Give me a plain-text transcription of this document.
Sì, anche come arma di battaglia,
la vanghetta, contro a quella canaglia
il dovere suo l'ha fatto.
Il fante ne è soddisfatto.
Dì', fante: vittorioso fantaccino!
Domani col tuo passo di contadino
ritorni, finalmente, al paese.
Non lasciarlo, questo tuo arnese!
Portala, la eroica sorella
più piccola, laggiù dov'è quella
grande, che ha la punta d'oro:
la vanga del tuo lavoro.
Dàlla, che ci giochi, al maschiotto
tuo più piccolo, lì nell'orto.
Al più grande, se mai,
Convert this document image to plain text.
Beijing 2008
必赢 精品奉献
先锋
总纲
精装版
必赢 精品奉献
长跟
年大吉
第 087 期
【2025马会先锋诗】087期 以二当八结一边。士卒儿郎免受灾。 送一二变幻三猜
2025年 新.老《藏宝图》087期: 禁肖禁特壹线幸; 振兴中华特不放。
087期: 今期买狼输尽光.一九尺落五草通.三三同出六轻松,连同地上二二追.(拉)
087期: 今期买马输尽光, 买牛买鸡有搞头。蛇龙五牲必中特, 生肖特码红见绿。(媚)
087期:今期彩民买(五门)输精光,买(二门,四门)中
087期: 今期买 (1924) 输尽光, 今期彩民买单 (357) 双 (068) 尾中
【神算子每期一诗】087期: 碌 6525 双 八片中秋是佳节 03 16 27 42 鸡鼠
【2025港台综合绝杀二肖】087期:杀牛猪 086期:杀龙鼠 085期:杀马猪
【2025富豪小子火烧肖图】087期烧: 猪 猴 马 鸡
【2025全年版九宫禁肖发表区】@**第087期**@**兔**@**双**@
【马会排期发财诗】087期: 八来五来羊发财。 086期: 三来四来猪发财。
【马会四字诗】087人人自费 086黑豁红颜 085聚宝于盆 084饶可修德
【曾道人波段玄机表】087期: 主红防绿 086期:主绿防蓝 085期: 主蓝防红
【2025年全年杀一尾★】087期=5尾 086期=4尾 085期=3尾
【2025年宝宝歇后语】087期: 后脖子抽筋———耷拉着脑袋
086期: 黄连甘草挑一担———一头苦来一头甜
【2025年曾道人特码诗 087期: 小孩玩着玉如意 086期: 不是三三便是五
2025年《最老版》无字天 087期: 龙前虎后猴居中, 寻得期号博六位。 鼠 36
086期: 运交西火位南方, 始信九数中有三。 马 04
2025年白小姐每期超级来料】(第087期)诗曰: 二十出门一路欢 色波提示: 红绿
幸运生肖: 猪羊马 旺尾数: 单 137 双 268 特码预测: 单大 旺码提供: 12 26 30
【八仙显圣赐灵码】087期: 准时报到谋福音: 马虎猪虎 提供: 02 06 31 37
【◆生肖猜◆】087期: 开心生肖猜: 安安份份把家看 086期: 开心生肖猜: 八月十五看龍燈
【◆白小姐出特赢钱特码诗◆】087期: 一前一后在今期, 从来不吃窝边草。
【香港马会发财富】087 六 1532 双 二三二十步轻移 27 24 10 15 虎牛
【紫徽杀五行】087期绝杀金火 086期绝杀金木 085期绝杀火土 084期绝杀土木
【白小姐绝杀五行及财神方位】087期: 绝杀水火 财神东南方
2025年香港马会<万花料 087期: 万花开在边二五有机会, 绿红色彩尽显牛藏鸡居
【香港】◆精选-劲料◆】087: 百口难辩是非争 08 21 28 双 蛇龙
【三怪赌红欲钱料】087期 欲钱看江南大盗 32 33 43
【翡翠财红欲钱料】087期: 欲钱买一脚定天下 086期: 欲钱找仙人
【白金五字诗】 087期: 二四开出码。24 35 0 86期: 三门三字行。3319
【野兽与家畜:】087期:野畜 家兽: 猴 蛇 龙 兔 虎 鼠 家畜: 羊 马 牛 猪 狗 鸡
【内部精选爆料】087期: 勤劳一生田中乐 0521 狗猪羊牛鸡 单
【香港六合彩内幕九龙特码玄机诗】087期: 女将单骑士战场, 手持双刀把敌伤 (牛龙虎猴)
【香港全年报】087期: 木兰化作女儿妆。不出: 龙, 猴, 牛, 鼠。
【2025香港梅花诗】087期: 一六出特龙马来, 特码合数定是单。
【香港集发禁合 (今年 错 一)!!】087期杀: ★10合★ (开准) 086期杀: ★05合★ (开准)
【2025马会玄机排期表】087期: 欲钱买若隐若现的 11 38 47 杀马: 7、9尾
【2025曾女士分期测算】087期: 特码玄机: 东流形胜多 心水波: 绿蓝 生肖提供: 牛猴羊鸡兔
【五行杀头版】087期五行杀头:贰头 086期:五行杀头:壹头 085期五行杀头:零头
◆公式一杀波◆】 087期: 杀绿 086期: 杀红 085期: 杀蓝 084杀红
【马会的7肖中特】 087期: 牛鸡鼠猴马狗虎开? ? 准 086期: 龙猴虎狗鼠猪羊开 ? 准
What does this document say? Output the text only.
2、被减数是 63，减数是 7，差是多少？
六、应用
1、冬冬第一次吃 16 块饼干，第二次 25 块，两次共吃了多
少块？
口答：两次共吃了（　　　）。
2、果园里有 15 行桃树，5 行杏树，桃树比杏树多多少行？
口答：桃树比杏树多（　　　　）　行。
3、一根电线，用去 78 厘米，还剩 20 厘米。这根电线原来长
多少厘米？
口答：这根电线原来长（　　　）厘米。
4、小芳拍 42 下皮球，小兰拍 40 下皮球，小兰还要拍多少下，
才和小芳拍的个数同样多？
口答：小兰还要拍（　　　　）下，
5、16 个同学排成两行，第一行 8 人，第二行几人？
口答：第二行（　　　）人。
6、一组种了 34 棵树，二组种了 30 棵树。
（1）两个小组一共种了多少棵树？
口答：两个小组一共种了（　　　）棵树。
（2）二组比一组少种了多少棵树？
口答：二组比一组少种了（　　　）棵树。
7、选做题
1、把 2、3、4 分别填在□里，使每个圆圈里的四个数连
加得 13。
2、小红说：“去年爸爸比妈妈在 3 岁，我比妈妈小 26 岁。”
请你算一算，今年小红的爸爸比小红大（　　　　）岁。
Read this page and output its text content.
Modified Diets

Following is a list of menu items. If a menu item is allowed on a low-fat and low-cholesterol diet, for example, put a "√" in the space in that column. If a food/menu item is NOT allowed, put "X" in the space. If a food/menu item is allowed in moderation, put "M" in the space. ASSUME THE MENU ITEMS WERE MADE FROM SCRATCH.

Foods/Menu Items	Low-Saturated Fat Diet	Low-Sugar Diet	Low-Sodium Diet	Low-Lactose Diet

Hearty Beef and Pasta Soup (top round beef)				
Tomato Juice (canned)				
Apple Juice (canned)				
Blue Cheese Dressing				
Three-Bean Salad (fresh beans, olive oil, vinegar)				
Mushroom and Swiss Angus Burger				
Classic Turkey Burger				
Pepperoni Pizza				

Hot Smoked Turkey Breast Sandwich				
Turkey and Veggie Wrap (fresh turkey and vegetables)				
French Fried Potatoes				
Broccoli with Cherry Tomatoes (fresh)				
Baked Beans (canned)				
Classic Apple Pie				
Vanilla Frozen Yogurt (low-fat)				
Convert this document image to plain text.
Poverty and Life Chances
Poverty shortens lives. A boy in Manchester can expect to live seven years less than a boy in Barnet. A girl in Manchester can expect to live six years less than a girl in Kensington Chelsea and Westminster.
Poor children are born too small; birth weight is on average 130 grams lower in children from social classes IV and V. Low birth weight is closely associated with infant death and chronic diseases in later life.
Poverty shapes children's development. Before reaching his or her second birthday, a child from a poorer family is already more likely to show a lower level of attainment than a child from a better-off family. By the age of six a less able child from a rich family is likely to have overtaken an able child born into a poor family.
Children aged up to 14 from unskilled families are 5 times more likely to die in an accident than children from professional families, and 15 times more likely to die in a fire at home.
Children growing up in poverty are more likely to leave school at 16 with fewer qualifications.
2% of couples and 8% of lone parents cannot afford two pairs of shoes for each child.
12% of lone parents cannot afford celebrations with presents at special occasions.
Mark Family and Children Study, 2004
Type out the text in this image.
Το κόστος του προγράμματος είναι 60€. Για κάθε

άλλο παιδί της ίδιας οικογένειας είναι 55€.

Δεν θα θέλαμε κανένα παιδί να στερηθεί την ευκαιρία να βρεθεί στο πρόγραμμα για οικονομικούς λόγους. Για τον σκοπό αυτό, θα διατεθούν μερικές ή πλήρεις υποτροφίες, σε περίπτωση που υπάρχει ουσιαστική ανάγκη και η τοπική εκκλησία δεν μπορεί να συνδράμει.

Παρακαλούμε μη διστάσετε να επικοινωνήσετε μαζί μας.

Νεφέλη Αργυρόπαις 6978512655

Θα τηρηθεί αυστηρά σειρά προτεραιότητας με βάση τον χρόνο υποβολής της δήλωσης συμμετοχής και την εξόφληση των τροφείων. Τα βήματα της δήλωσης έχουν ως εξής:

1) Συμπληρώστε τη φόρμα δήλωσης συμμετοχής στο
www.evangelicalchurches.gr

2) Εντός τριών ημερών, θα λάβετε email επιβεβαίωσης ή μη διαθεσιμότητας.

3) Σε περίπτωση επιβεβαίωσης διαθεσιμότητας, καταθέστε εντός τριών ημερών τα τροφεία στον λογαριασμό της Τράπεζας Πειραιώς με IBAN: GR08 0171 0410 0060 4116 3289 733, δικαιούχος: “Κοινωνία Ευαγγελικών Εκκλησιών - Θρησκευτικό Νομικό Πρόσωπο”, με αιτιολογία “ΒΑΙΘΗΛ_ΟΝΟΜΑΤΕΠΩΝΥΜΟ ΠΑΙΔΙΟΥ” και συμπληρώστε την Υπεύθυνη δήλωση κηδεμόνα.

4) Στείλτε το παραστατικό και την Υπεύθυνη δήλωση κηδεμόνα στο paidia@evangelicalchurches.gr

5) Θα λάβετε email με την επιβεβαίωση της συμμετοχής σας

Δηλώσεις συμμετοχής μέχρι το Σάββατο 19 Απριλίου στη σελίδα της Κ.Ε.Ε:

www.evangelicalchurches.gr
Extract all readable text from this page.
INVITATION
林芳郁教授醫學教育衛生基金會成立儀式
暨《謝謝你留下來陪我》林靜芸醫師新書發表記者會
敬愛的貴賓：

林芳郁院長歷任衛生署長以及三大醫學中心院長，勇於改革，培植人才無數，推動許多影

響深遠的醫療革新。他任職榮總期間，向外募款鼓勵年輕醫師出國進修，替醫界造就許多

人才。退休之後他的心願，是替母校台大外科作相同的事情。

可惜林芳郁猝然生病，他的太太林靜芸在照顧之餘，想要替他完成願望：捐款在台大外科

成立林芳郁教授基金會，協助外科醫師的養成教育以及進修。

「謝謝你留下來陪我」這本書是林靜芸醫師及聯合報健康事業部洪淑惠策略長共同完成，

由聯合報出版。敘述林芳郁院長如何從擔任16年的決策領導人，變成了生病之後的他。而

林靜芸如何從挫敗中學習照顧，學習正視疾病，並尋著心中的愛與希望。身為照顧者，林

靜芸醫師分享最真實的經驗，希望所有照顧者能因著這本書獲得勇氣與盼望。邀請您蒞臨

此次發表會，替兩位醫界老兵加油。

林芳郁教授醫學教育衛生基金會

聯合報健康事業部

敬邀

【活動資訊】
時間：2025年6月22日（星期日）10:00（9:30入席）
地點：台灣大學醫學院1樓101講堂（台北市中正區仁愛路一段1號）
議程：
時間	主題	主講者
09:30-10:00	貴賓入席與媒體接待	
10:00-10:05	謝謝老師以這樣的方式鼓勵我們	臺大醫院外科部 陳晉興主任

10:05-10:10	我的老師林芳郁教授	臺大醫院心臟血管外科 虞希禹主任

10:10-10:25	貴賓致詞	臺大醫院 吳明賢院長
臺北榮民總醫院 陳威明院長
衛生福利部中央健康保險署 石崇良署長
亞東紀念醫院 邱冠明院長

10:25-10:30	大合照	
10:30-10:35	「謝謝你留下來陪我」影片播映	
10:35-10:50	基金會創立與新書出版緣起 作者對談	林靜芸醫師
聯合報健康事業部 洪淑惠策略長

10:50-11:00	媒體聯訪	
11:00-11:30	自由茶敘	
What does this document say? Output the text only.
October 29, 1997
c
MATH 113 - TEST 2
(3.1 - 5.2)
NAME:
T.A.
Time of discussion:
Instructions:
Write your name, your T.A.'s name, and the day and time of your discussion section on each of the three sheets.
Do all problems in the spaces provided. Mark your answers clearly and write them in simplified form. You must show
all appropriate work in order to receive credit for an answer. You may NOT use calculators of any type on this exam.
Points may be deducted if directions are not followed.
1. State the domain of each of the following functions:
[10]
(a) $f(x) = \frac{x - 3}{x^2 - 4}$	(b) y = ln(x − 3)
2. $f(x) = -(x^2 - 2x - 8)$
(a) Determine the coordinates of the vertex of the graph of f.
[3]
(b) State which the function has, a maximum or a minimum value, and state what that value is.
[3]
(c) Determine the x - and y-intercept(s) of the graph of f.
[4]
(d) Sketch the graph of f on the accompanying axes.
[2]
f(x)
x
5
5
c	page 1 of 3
________________
In the listing above, find each line with the word "discussion" and copy it.

Time of discussion:
Write your name, your T.A.'s name, and the day and time of your discussion section on each of the three sheets.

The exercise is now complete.